=== Consigna ===
Según el fragmento elegido, ¿cuándo mataron al agente Juan Domingo Cifuentes?

=== Fragmento elegido ===
El rescate del policía enterrado en la montaña: recuerdos de una épica misión en el norte neuquino

Dos policías neuquinos que en 1989 participaron del rescate de los restos del agente Cifuentes, asesinado en 1934 y sepultado por dos puesteros en la cordillera donde permaneció 55 años, reconstruyen aquí paso a paso aquella travesía que nunca olvidaron.

En la tarde del viernes 24 de febrero de 1989, el sargento primero Napoleón Ricardo Hauiquiñir estaba en un laboratorio en Neuquén, su otro trabajo además de enfermero en la policía provincial, cuando sonó el teléfono. “¿Usted sabe andar a caballo?”, le preguntó sin vueltas el comisario inspector Fuenzalida. “No”, contestó el suboficial. “Va a tener que aprender, nos vamos para Varvarco”, dijo el jefe. “¿Y qué vamos a hacer?”, intentó saber. “Ya se va a enterar”, fue la respuesta del otro lado de la línea.


Una semana después supo que la misión era, nada menos, rescatar los restos del agente Juan Domingo Cifuentes, asesinado en el invierno de 1934 cuando seguía a un grupo de contrabandistas en el norte neuquino.

Dos puesteros que lo hallaron a orillas de un arroyo en el Cajón del Alto Mallín lo habían sepultado en la pendiente de una meseta a la que solo se accede tras cabalgar en fila india por peligrosas laderas y vadear ríos y arroyos de deshielo.

=== Datos en bruto ===

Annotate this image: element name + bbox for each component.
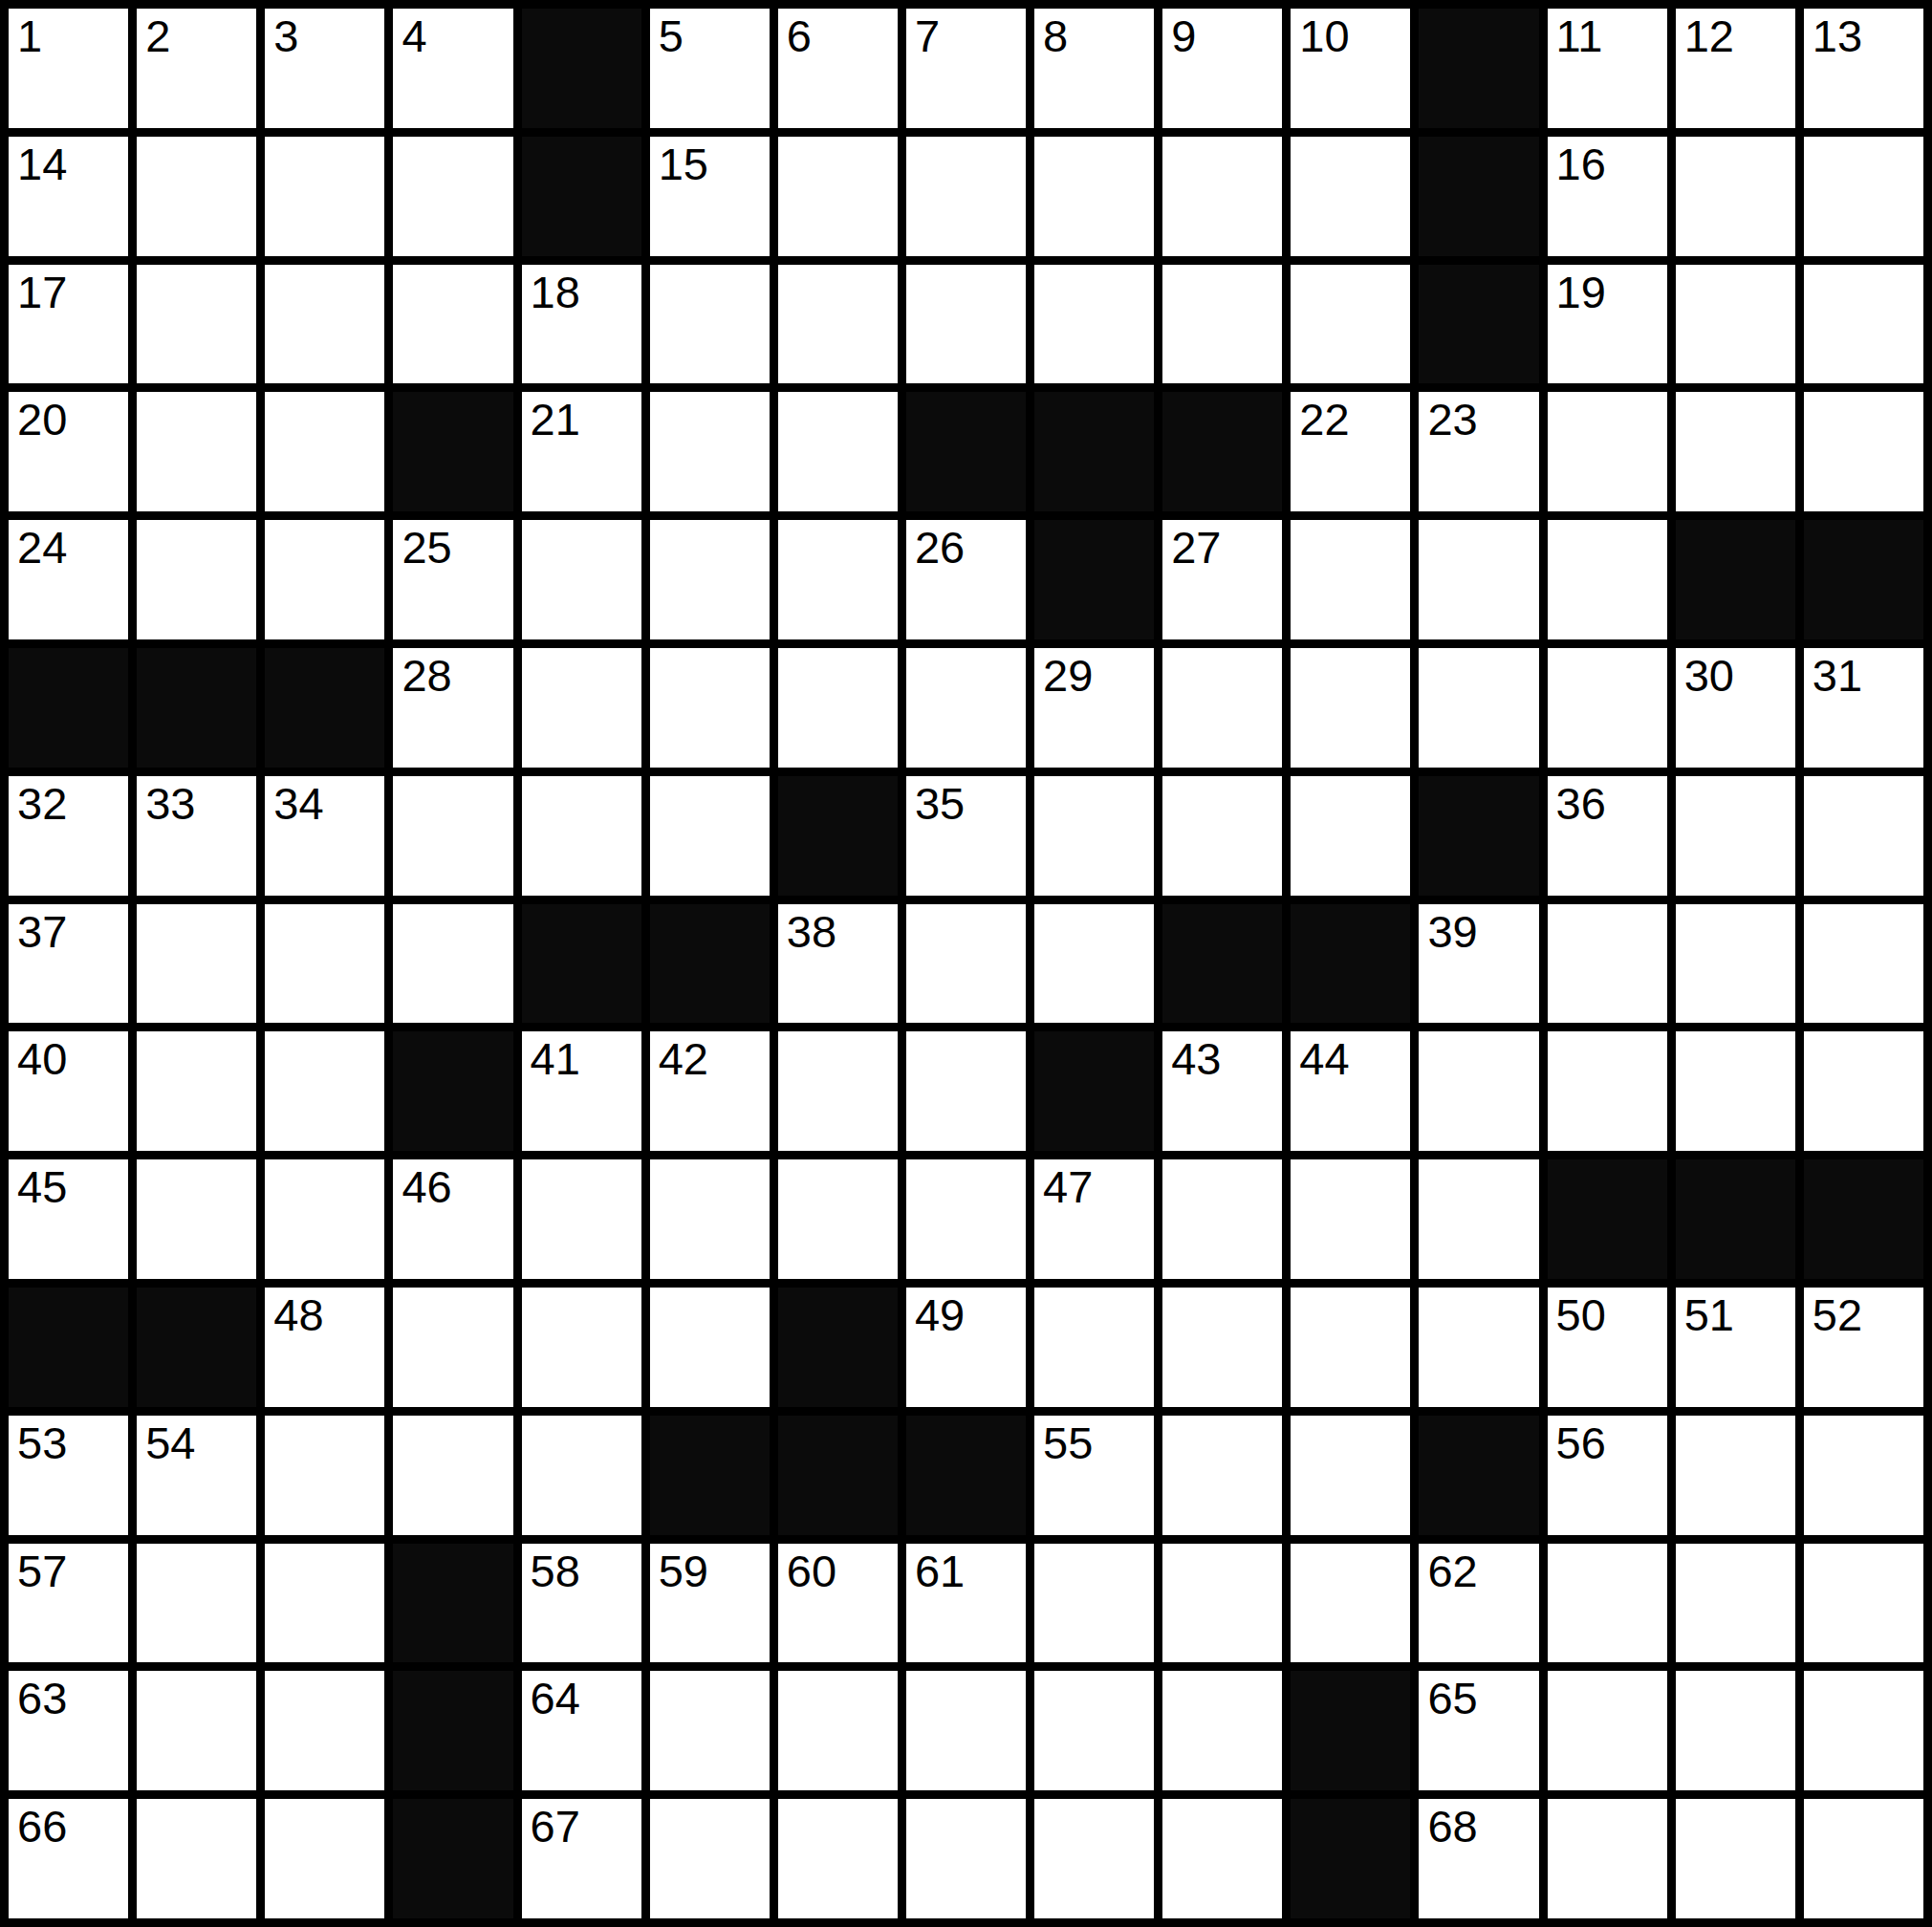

=== Resultado ===
En el invierno de 1934.